■ Raw data ■
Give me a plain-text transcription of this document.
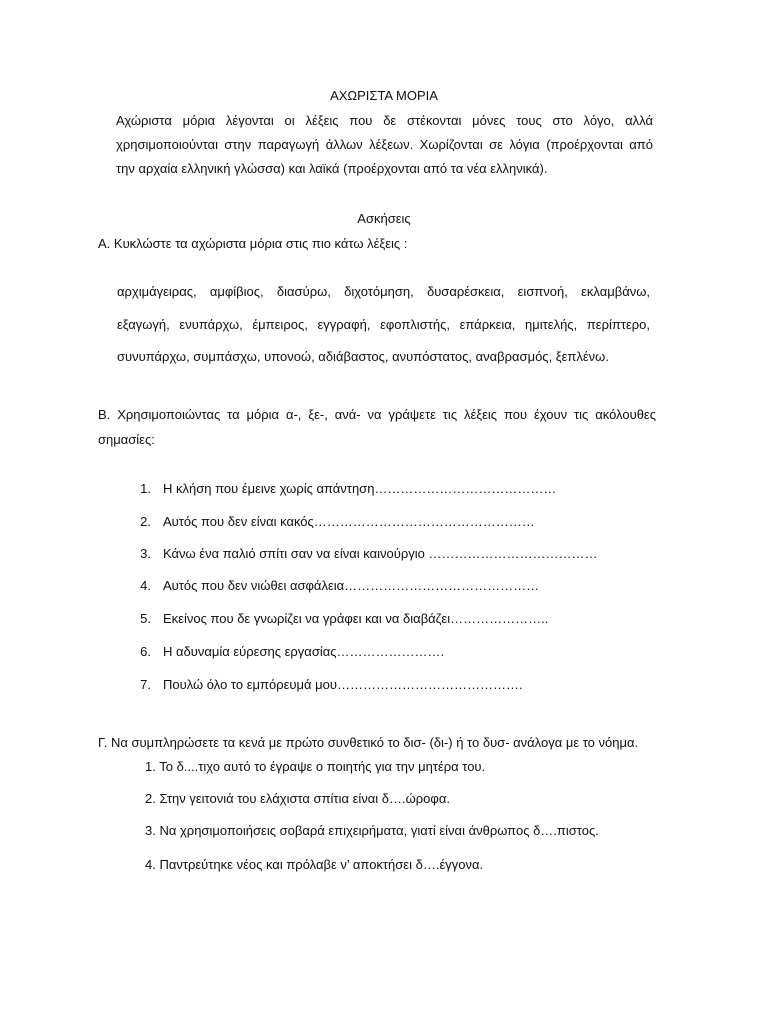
ΑΧΩΡΙΣΤΑ ΜΟΡΙΑ
Αχώριστα μόρια λέγονται οι λέξεις που δε στέκονται μόνες τους στο λόγο, αλλά
χρησιμοποιούνται στην παραγωγή άλλων λέξεων. Χωρίζονται σε λόγια (προέρχονται από
την αρχαία ελληνική γλώσσα) και λαϊκά (προέρχονται από τα νέα ελληνικά).
Ασκήσεις
Α. Κυκλώστε τα αχώριστα μόρια στις πιο κάτω λέξεις :
αρχιμάγειρας, αμφίβιος, διασύρω, διχοτόμηση, δυσαρέσκεια, εισπνοή, εκλαμβάνω,
εξαγωγή, ενυπάρχω, έμπειρος, εγγραφή, εφοπλιστής, επάρκεια, ημιτελής, περίπτερο,
συνυπάρχω, συμπάσχω, υπονοώ, αδιάβαστος, ανυπόστατος, αναβρασμός, ξεπλένω.
Β. Χρησιμοποιώντας τα μόρια α-, ξε-, ανά- να γράψετε τις λέξεις που έχουν τις ακόλουθες
σημασίες:
1. Η κλήση που έμεινε χωρίς απάντηση……………………………………
2. Αυτός που δεν είναι κακός……………………………………………
3. Κάνω ένα παλιό σπίτι σαν να είναι καινούργιο …………………………………
4. Αυτός που δεν νιώθει ασφάλεια………………………………………
5. Εκείνος που δε γνωρίζει να γράφει και να διαβάζει…………………..
6. Η αδυναμία εύρεσης εργασίας…………………….
7. Πουλώ όλο το εμπόρευμά μου…………………………………….
Γ. Να συμπληρώσετε τα κενά με πρώτο συνθετικό το δισ- (δι-) ή το δυσ- ανάλογα με το νόημα.
1. Το δ....τιχο αυτό το έγραψε ο ποιητής για την μητέρα του.
2. Στην γειτονιά του ελάχιστα σπίτια είναι δ….ώροφα.
3. Να χρησιμοποιήσεις σοβαρά επιχειρήματα, γιατί είναι άνθρωπος δ….πιστος.
4. Παντρεύτηκε νέος και πρόλαβε ν’ αποκτήσει δ….έγγονα.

■ Exercise objective ■
Return every line above in which the string "λέξεις" occurs.

■ Written response ■
Αχώριστα μόρια λέγονται οι λέξεις που δε στέκονται μόνες τους στο λόγο, αλλά
Α. Κυκλώστε τα αχώριστα μόρια στις πιο κάτω λέξεις :
Β. Χρησιμοποιώντας τα μόρια α-, ξε-, ανά- να γράψετε τις λέξεις που έχουν τις ακόλουθες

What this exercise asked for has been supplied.